## Aim of the exercise
Copy word for word everything in the article on China's apparent cyber attack from "Contaminated messages posed" down to "The Guardian reports.".

## Reading passage
China Engages in Apparant Cyber Warfare
According to the Register, China attempted to exploit a Zero-Day exploit in the Windows MetaFile vulnerability by sending HTML encoded emails to members of the House of Parlaiment. If the attack had worked, it would have likely installed a back door to the systems that would allow the Chinese to sap information or even remotely control the computers.
From the Register Here:
Chinese hackers attacked UK government targets during the Christmas holidays using the Microsoft Windows Meta File (WMF) exploit. The attacks – initiated before Microsoft’s patch against the vulnerability was released on 5 January – came in the form of contamination emails that originated in China, according to email filtering firm MessageLabs, whose clients include the UK government. It’s unclear if independent hackers or the Chinese government initiated the attack.
Contaminated messages posed as information about a secret rendezvous are were sent to around 70 people in parliament and elsewhere in the UK government, ZDNET reports. Attackers tried to dupe intended recipients into opening an infected attachment containing the WMF Setabortproc Trojan but the infected emails were blocked by MessageLabs’ email filtering system. Some of the attacks were aimed as departments in the UK government dealing with human rights abuses, The Guardian reports.

## Supplied entries
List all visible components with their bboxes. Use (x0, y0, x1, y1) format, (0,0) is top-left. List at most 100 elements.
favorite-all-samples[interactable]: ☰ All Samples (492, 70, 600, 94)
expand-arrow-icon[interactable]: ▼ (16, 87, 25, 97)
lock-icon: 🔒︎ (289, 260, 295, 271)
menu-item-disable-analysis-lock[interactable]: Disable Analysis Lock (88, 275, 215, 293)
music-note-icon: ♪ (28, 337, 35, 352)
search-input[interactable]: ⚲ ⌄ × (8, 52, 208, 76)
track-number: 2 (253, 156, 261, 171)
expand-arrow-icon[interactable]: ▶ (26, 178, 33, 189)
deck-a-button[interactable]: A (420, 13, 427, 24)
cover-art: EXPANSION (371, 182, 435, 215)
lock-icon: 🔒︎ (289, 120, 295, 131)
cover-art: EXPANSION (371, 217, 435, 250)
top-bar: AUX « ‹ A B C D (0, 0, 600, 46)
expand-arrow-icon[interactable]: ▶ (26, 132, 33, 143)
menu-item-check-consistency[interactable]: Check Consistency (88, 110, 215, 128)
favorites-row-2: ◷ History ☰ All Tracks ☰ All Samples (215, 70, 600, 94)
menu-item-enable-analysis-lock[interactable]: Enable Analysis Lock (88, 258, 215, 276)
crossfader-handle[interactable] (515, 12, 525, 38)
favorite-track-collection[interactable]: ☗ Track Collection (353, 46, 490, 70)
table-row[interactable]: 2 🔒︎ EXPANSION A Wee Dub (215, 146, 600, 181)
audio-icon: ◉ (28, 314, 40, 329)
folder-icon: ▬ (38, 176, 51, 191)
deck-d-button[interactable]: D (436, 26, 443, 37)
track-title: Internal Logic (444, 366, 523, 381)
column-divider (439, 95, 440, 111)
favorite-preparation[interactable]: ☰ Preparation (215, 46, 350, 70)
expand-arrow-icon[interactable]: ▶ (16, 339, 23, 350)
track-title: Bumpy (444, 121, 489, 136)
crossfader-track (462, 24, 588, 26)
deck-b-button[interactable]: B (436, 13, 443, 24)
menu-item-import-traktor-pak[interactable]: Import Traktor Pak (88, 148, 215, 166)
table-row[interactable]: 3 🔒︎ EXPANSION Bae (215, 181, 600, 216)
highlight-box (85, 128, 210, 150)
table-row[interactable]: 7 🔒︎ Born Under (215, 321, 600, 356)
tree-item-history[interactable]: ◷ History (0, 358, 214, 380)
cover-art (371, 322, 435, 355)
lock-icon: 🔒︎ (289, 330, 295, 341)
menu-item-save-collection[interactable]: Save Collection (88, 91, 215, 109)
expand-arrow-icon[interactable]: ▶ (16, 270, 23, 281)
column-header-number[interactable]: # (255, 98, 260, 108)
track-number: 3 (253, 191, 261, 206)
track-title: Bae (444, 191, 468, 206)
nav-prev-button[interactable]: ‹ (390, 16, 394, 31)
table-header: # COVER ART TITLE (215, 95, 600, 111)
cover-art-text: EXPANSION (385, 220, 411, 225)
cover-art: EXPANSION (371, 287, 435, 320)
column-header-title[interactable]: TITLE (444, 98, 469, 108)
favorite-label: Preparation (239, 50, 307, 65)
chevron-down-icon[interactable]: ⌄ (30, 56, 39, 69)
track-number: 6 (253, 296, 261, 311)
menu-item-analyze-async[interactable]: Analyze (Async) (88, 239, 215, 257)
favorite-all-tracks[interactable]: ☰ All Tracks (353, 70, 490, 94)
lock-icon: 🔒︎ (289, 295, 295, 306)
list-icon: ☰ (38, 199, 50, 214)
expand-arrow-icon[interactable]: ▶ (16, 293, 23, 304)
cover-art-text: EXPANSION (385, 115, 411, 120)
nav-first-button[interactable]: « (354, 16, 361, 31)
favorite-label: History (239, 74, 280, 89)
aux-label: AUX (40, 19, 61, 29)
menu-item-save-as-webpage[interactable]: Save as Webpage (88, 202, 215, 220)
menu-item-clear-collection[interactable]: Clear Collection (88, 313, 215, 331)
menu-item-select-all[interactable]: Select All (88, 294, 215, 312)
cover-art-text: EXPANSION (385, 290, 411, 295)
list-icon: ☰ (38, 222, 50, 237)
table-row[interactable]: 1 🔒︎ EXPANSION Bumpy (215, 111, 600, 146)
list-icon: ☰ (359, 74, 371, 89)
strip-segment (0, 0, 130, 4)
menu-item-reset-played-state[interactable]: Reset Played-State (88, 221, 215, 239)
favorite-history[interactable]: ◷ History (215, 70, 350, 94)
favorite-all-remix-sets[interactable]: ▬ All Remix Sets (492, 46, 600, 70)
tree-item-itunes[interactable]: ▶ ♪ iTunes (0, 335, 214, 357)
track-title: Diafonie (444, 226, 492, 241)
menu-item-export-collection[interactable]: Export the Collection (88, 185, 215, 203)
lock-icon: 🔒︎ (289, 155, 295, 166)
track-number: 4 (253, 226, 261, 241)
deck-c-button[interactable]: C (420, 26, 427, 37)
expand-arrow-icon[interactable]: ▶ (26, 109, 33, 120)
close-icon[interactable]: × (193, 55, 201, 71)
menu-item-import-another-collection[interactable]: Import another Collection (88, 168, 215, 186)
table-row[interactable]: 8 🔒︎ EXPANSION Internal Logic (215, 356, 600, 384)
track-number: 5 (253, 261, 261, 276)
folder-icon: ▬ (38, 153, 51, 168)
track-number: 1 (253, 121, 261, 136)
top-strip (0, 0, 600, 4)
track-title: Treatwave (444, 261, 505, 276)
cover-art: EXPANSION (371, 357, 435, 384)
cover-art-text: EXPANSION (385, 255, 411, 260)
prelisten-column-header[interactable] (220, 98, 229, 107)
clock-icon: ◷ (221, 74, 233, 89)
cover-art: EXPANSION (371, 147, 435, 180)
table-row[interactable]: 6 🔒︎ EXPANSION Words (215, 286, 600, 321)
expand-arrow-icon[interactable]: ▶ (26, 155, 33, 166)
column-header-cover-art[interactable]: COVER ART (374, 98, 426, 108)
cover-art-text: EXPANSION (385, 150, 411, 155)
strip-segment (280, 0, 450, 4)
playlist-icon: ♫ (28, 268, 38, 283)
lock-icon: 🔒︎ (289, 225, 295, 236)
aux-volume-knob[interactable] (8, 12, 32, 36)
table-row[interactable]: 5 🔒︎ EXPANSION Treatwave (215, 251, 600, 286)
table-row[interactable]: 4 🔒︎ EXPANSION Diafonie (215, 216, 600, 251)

## Task answer
Contaminated messages posed as information about a secret rendezvous are were sent to around 70 people in parliament and elsewhere in the UK government, ZDNET reports. Attackers tried to dupe intended recipients into opening an infected attachment containing the WMF Setabortproc Trojan but the infected emails were blocked by MessageLabs’ email filtering system. Some of the attacks were aimed as departments in the UK government dealing with human rights abuses, The Guardian reports.